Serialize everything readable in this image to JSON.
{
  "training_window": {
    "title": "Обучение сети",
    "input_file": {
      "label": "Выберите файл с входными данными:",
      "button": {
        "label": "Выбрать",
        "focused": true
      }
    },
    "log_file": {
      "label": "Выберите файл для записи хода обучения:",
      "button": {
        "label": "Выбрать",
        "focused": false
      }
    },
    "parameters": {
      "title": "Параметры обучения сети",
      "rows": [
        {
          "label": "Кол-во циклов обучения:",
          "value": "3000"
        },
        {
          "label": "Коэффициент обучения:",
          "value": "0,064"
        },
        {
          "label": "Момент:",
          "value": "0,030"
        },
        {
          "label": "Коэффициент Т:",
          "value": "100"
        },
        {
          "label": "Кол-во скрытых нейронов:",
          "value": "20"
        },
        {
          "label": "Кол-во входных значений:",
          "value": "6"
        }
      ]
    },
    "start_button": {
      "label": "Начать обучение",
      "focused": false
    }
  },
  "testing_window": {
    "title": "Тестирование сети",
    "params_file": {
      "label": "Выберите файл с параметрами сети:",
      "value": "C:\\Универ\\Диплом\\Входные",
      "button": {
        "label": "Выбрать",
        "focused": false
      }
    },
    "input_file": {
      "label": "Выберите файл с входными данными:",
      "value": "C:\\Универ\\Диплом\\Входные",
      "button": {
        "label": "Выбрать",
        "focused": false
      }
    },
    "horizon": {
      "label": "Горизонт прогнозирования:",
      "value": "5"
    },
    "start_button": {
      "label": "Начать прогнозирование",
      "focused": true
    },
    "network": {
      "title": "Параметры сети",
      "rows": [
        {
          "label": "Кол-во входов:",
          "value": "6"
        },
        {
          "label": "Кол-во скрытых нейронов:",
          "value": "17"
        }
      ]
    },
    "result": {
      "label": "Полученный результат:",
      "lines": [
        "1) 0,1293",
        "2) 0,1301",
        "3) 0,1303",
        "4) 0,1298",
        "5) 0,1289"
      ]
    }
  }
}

Short task: Using the listing, copy every line where the word "Выберите" shows up.

Exercise answer:
      "label": "Выберите файл с входными данными:",
      "label": "Выберите файл для записи хода обучения:",
      "label": "Выберите файл с параметрами сети:",
      "label": "Выберите файл с входными данными:",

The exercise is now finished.